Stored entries

■ ■ ■

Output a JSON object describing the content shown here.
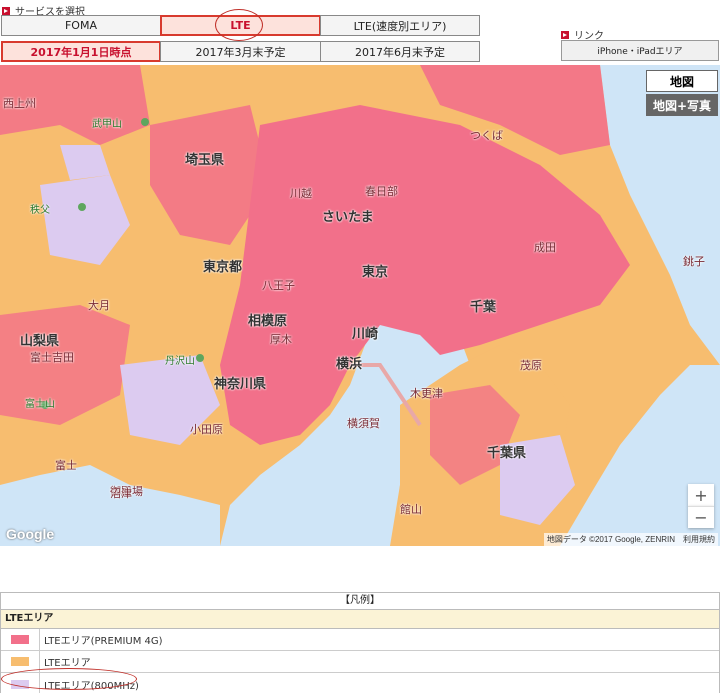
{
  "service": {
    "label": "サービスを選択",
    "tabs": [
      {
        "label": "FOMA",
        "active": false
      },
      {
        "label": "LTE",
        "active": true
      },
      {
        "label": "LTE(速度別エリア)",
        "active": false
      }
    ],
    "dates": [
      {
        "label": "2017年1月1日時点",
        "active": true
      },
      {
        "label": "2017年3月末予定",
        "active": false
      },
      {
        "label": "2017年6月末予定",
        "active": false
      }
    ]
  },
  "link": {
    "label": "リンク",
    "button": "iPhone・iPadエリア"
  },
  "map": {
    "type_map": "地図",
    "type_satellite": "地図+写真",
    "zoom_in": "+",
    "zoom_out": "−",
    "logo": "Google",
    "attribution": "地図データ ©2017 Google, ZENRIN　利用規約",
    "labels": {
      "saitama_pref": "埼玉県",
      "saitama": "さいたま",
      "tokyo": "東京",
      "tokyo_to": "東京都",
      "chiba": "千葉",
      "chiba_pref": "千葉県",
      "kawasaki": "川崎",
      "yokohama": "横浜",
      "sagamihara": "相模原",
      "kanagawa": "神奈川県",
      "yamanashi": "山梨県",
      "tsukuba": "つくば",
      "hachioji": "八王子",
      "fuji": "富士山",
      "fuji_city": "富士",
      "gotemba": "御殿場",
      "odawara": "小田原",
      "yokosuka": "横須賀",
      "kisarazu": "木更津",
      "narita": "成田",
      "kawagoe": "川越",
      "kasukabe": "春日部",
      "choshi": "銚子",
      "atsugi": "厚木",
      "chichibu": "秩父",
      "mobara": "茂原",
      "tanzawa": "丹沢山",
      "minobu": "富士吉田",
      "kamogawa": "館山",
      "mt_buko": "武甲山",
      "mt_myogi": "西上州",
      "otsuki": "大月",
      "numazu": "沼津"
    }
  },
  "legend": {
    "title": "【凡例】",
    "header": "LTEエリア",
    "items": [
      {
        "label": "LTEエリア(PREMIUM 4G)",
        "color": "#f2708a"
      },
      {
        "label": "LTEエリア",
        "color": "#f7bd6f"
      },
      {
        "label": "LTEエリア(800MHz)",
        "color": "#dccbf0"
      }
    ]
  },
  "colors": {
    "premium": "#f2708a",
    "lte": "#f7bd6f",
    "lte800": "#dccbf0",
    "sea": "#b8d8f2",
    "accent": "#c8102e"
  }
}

■ ■ ■

__Task brief__
Pictures are not part of the copy; output everything else in the records exactly.

__Answer__
Output a JSON object describing the content shown here.
{
  "service": {
    "label": "サービスを選択",
    "tabs": [
      {
        "label": "FOMA",
        "active": false
      },
      {
        "label": "LTE",
        "active": true
      },
      {
        "label": "LTE(速度別エリア)",
        "active": false
      }
    ],
    "dates": [
      {
        "label": "2017年1月1日時点",
        "active": true
      },
      {
        "label": "2017年3月末予定",
        "active": false
      },
      {
        "label": "2017年6月末予定",
        "active": false
      }
    ]
  },
  "link": {
    "label": "リンク",
    "button": "iPhone・iPadエリア"
  },
  "map": {
    "type_map": "地図",
    "type_satellite": "地図+写真",
    "zoom_in": "+",
    "zoom_out": "−",
    "logo": "Google",
    "attribution": "地図データ ©2017 Google, ZENRIN　利用規約",
    "labels": {
      "saitama_pref": "埼玉県",
      "saitama": "さいたま",
      "tokyo": "東京",
      "tokyo_to": "東京都",
      "chiba": "千葉",
      "chiba_pref": "千葉県",
      "kawasaki": "川崎",
      "yokohama": "横浜",
      "sagamihara": "相模原",
      "kanagawa": "神奈川県",
      "yamanashi": "山梨県",
      "tsukuba": "つくば",
      "hachioji": "八王子",
      "fuji": "富士山",
      "fuji_city": "富士",
      "gotemba": "御殿場",
      "odawara": "小田原",
      "yokosuka": "横須賀",
      "kisarazu": "木更津",
      "narita": "成田",
      "kawagoe": "川越",
      "kasukabe": "春日部",
      "choshi": "銚子",
      "atsugi": "厚木",
      "chichibu": "秩父",
      "mobara": "茂原",
      "tanzawa": "丹沢山",
      "minobu": "富士吉田",
      "kamogawa": "館山",
      "mt_buko": "武甲山",
      "mt_myogi": "西上州",
      "otsuki": "大月",
      "numazu": "沼津"
    }
  },
  "legend": {
    "title": "【凡例】",
    "header": "LTEエリア",
    "items": [
      {
        "label": "LTEエリア(PREMIUM 4G)",
        "color": "#f2708a"
      },
      {
        "label": "LTEエリア",
        "color": "#f7bd6f"
      },
      {
        "label": "LTEエリア(800MHz)",
        "color": "#dccbf0"
      }
    ]
  },
  "colors": {
    "premium": "#f2708a",
    "lte": "#f7bd6f",
    "lte800": "#dccbf0",
    "sea": "#b8d8f2",
    "accent": "#c8102e"
  }
}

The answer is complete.